▶ _Work required_
Copy the lines from the first one through the line holding "dictionary-entry [35,330,733,365]", inclusive, with nothing changed.

^^^^^^^^^^^^^^^^

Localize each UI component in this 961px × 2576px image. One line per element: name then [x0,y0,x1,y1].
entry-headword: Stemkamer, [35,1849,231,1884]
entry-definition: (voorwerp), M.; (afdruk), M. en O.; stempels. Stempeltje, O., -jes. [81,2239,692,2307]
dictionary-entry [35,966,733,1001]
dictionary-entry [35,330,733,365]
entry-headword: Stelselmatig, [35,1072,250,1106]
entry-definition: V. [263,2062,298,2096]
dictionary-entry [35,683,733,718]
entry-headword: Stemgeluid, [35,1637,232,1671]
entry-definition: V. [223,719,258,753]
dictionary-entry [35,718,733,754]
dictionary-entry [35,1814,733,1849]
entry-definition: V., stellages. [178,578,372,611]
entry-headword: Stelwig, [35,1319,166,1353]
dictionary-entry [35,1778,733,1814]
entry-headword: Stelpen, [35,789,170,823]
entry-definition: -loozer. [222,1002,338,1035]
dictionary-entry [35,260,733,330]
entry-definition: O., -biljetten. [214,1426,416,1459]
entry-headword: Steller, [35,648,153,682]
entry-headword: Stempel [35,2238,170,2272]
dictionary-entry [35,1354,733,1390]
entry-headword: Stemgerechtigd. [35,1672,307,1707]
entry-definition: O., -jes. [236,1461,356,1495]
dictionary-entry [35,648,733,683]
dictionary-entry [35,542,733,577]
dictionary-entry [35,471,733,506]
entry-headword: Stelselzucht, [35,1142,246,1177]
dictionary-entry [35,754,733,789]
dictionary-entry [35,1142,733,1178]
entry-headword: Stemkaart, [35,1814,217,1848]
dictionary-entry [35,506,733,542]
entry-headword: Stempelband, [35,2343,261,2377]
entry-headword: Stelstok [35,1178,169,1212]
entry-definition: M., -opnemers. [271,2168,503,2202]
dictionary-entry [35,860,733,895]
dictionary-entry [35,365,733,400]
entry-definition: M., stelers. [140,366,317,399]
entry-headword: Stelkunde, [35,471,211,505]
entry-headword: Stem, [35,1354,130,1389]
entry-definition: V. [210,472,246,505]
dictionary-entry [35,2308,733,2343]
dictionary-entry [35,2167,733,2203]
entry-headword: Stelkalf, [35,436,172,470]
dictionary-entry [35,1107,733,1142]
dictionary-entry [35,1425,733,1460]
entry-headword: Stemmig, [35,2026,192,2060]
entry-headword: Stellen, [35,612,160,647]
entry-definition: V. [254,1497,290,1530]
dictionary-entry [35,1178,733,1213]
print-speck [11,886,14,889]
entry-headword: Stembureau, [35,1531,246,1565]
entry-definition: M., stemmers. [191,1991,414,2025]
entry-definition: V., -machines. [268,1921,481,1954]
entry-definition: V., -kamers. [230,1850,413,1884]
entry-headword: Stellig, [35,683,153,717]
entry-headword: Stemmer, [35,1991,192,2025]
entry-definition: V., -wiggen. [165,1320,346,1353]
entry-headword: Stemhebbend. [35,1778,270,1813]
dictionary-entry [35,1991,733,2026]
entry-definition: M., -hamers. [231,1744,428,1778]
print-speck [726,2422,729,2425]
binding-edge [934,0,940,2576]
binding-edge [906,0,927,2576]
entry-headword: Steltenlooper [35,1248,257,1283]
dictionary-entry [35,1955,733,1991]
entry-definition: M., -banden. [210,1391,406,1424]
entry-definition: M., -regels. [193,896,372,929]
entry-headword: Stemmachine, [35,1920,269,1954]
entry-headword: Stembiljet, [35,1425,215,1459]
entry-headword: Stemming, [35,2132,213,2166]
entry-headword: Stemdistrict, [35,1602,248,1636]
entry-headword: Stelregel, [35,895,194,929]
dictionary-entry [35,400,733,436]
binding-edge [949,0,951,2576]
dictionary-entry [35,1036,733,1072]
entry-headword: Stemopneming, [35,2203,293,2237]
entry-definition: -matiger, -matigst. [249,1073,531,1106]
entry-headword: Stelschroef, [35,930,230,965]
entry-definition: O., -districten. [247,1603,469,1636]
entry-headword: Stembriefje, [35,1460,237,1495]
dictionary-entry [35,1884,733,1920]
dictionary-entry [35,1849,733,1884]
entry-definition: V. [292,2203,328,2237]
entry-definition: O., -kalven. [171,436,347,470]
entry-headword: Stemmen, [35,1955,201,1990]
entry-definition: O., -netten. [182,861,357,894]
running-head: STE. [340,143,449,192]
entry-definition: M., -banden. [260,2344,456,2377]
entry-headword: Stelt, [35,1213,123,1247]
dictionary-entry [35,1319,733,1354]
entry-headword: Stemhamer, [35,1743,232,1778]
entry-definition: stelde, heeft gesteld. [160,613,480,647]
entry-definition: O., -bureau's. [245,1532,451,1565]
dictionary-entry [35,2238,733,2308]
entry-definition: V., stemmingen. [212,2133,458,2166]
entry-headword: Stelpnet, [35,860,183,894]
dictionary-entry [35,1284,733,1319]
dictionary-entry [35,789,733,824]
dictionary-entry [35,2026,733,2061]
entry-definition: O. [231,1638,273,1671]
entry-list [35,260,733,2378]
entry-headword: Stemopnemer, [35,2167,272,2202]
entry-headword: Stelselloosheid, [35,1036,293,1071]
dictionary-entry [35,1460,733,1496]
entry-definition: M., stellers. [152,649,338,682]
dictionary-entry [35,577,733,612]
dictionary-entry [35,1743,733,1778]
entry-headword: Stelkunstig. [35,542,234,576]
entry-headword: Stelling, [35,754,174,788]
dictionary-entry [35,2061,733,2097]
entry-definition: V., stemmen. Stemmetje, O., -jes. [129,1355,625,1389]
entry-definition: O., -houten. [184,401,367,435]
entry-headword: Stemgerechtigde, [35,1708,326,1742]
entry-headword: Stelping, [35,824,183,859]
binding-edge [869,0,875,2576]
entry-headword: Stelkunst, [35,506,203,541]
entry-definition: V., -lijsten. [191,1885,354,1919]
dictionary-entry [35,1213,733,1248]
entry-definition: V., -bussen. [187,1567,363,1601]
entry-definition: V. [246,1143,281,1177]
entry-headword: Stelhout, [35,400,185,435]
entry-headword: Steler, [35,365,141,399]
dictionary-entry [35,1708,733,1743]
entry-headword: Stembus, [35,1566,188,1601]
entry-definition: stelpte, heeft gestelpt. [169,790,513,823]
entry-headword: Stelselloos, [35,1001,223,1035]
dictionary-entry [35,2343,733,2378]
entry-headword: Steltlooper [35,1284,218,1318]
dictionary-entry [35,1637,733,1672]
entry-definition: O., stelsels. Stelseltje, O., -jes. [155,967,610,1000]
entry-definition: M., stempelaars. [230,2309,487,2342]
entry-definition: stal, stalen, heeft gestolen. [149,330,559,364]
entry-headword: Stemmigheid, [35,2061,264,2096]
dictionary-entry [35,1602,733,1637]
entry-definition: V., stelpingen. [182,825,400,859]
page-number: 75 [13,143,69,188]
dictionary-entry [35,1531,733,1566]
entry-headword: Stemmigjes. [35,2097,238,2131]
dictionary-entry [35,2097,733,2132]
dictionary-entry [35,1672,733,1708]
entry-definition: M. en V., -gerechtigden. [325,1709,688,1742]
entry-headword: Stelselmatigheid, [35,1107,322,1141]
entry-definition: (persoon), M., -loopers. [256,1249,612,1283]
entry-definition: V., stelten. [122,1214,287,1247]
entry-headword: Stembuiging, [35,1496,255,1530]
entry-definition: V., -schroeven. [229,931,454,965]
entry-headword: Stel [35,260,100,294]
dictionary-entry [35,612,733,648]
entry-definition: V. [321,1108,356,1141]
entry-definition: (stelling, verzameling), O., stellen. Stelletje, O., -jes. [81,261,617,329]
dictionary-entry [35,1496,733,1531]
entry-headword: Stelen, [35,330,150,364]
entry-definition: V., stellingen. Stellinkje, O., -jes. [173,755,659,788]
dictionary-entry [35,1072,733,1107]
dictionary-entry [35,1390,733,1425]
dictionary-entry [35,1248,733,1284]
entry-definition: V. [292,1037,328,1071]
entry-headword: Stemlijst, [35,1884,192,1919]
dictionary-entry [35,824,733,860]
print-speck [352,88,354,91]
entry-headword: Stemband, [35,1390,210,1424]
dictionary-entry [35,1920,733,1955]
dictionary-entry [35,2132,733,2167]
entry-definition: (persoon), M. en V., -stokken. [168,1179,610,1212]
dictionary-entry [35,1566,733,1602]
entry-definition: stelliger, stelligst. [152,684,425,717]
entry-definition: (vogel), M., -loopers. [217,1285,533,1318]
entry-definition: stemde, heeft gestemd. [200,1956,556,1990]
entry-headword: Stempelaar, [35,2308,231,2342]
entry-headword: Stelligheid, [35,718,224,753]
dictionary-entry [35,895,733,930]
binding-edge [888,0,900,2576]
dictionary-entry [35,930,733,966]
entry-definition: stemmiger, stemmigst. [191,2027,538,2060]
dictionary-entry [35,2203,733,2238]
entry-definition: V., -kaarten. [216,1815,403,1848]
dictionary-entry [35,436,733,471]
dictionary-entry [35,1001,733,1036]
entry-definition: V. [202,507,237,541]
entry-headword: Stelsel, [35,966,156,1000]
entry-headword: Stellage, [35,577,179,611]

^^^^^^^^^^^^^^^^

▶ _Response for this exercise_
Localize each UI component in this 961px × 2576px image. One line per element: name then [x0,y0,x1,y1].
entry-headword: Stemkamer, [35,1849,231,1884]
entry-definition: (voorwerp), M.; (afdruk), M. en O.; stempels. Stempeltje, O., -jes. [81,2239,692,2307]
dictionary-entry [35,966,733,1001]
dictionary-entry [35,330,733,365]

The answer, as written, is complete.